# RECORDS FOR THIS TASK start

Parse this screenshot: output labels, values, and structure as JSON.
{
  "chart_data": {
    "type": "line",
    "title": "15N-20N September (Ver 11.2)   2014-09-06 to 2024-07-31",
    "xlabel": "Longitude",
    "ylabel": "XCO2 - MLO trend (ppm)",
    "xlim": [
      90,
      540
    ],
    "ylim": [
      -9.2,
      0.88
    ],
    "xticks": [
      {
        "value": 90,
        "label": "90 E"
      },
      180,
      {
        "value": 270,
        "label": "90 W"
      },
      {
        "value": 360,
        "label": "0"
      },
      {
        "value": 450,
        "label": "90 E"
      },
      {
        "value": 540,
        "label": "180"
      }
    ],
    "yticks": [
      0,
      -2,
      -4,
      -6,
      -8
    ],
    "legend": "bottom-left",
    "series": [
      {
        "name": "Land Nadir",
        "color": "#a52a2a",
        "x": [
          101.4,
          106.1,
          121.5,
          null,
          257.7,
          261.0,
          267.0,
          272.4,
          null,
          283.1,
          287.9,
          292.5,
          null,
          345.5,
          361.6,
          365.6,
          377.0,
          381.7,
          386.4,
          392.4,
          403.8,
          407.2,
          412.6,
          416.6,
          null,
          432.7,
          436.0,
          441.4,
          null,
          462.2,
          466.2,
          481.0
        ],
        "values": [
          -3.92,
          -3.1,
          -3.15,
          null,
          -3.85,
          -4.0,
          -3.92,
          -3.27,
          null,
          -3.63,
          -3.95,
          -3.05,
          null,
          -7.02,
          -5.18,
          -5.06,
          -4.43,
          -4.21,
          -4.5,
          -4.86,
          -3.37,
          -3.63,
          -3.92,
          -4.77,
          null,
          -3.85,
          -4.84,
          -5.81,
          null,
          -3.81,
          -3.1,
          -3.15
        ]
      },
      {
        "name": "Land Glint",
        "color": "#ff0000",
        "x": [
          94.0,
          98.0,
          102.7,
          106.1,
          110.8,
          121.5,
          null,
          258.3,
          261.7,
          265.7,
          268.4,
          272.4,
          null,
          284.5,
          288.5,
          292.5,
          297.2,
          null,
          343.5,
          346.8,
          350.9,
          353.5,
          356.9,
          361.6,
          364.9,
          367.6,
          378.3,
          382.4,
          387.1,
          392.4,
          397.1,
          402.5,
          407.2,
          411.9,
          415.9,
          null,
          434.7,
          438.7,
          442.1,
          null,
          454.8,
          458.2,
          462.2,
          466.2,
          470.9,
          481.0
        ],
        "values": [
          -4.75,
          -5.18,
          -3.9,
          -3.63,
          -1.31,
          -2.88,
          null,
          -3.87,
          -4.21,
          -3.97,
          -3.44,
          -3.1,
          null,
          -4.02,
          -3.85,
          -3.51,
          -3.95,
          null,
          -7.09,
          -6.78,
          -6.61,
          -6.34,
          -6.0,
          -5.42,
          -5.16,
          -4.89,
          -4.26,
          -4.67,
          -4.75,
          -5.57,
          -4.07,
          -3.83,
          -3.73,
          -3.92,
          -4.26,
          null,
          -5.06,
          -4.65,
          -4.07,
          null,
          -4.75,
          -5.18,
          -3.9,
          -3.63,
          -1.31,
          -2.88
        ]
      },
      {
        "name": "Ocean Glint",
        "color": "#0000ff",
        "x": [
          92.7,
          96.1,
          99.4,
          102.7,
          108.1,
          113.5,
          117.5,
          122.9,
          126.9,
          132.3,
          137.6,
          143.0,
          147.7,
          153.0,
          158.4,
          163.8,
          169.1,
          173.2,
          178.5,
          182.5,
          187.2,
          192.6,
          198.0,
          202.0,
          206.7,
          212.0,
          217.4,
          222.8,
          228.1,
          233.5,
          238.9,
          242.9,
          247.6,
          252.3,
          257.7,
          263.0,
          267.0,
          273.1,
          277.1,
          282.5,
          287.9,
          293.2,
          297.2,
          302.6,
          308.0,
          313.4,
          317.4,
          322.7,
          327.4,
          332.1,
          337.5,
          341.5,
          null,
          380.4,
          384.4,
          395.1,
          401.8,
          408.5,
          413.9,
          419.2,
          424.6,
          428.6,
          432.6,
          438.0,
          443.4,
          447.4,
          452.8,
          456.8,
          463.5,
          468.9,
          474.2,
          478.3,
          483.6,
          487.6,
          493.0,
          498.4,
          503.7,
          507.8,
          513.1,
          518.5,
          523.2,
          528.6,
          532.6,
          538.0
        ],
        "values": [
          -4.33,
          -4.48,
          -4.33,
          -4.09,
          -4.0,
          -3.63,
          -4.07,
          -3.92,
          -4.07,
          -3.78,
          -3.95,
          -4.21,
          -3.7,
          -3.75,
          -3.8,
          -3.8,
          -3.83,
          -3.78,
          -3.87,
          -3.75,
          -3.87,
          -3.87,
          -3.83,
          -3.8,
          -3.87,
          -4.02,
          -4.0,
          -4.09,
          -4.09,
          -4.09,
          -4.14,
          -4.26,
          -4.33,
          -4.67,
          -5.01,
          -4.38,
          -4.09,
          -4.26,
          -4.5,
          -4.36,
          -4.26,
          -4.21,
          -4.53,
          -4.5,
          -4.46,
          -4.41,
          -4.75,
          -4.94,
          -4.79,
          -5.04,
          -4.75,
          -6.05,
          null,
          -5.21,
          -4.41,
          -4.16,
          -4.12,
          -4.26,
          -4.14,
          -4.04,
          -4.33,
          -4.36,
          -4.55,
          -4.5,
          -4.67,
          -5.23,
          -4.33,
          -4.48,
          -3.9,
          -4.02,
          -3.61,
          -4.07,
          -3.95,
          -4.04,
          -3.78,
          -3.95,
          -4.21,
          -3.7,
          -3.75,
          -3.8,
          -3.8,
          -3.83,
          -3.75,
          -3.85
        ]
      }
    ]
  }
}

# RECORDS FOR THIS TASK end

Write each line above out exactly.

Parse this screenshot: output labels, values, and structure as JSON.
{
  "chart_data": {
    "type": "line",
    "title": "15N-20N September (Ver 11.2)   2014-09-06 to 2024-07-31",
    "xlabel": "Longitude",
    "ylabel": "XCO2 - MLO trend (ppm)",
    "xlim": [
      90,
      540
    ],
    "ylim": [
      -9.2,
      0.88
    ],
    "xticks": [
      {
        "value": 90,
        "label": "90 E"
      },
      180,
      {
        "value": 270,
        "label": "90 W"
      },
      {
        "value": 360,
        "label": "0"
      },
      {
        "value": 450,
        "label": "90 E"
      },
      {
        "value": 540,
        "label": "180"
      }
    ],
    "yticks": [
      0,
      -2,
      -4,
      -6,
      -8
    ],
    "legend": "bottom-left",
    "series": [
      {
        "name": "Land Nadir",
        "color": "#a52a2a",
        "x": [
          101.4,
          106.1,
          121.5,
          null,
          257.7,
          261.0,
          267.0,
          272.4,
          null,
          283.1,
          287.9,
          292.5,
          null,
          345.5,
          361.6,
          365.6,
          377.0,
          381.7,
          386.4,
          392.4,
          403.8,
          407.2,
          412.6,
          416.6,
          null,
          432.7,
          436.0,
          441.4,
          null,
          462.2,
          466.2,
          481.0
        ],
        "values": [
          -3.92,
          -3.1,
          -3.15,
          null,
          -3.85,
          -4.0,
          -3.92,
          -3.27,
          null,
          -3.63,
          -3.95,
          -3.05,
          null,
          -7.02,
          -5.18,
          -5.06,
          -4.43,
          -4.21,
          -4.5,
          -4.86,
          -3.37,
          -3.63,
          -3.92,
          -4.77,
          null,
          -3.85,
          -4.84,
          -5.81,
          null,
          -3.81,
          -3.1,
          -3.15
        ]
      },
      {
        "name": "Land Glint",
        "color": "#ff0000",
        "x": [
          94.0,
          98.0,
          102.7,
          106.1,
          110.8,
          121.5,
          null,
          258.3,
          261.7,
          265.7,
          268.4,
          272.4,
          null,
          284.5,
          288.5,
          292.5,
          297.2,
          null,
          343.5,
          346.8,
          350.9,
          353.5,
          356.9,
          361.6,
          364.9,
          367.6,
          378.3,
          382.4,
          387.1,
          392.4,
          397.1,
          402.5,
          407.2,
          411.9,
          415.9,
          null,
          434.7,
          438.7,
          442.1,
          null,
          454.8,
          458.2,
          462.2,
          466.2,
          470.9,
          481.0
        ],
        "values": [
          -4.75,
          -5.18,
          -3.9,
          -3.63,
          -1.31,
          -2.88,
          null,
          -3.87,
          -4.21,
          -3.97,
          -3.44,
          -3.1,
          null,
          -4.02,
          -3.85,
          -3.51,
          -3.95,
          null,
          -7.09,
          -6.78,
          -6.61,
          -6.34,
          -6.0,
          -5.42,
          -5.16,
          -4.89,
          -4.26,
          -4.67,
          -4.75,
          -5.57,
          -4.07,
          -3.83,
          -3.73,
          -3.92,
          -4.26,
          null,
          -5.06,
          -4.65,
          -4.07,
          null,
          -4.75,
          -5.18,
          -3.9,
          -3.63,
          -1.31,
          -2.88
        ]
      },
      {
        "name": "Ocean Glint",
        "color": "#0000ff",
        "x": [
          92.7,
          96.1,
          99.4,
          102.7,
          108.1,
          113.5,
          117.5,
          122.9,
          126.9,
          132.3,
          137.6,
          143.0,
          147.7,
          153.0,
          158.4,
          163.8,
          169.1,
          173.2,
          178.5,
          182.5,
          187.2,
          192.6,
          198.0,
          202.0,
          206.7,
          212.0,
          217.4,
          222.8,
          228.1,
          233.5,
          238.9,
          242.9,
          247.6,
          252.3,
          257.7,
          263.0,
          267.0,
          273.1,
          277.1,
          282.5,
          287.9,
          293.2,
          297.2,
          302.6,
          308.0,
          313.4,
          317.4,
          322.7,
          327.4,
          332.1,
          337.5,
          341.5,
          null,
          380.4,
          384.4,
          395.1,
          401.8,
          408.5,
          413.9,
          419.2,
          424.6,
          428.6,
          432.6,
          438.0,
          443.4,
          447.4,
          452.8,
          456.8,
          463.5,
          468.9,
          474.2,
          478.3,
          483.6,
          487.6,
          493.0,
          498.4,
          503.7,
          507.8,
          513.1,
          518.5,
          523.2,
          528.6,
          532.6,
          538.0
        ],
        "values": [
          -4.33,
          -4.48,
          -4.33,
          -4.09,
          -4.0,
          -3.63,
          -4.07,
          -3.92,
          -4.07,
          -3.78,
          -3.95,
          -4.21,
          -3.7,
          -3.75,
          -3.8,
          -3.8,
          -3.83,
          -3.78,
          -3.87,
          -3.75,
          -3.87,
          -3.87,
          -3.83,
          -3.8,
          -3.87,
          -4.02,
          -4.0,
          -4.09,
          -4.09,
          -4.09,
          -4.14,
          -4.26,
          -4.33,
          -4.67,
          -5.01,
          -4.38,
          -4.09,
          -4.26,
          -4.5,
          -4.36,
          -4.26,
          -4.21,
          -4.53,
          -4.5,
          -4.46,
          -4.41,
          -4.75,
          -4.94,
          -4.79,
          -5.04,
          -4.75,
          -6.05,
          null,
          -5.21,
          -4.41,
          -4.16,
          -4.12,
          -4.26,
          -4.14,
          -4.04,
          -4.33,
          -4.36,
          -4.55,
          -4.5,
          -4.67,
          -5.23,
          -4.33,
          -4.48,
          -3.9,
          -4.02,
          -3.61,
          -4.07,
          -3.95,
          -4.04,
          -3.78,
          -3.95,
          -4.21,
          -3.7,
          -3.75,
          -3.8,
          -3.8,
          -3.83,
          -3.75,
          -3.85
        ]
      }
    ]
  }
}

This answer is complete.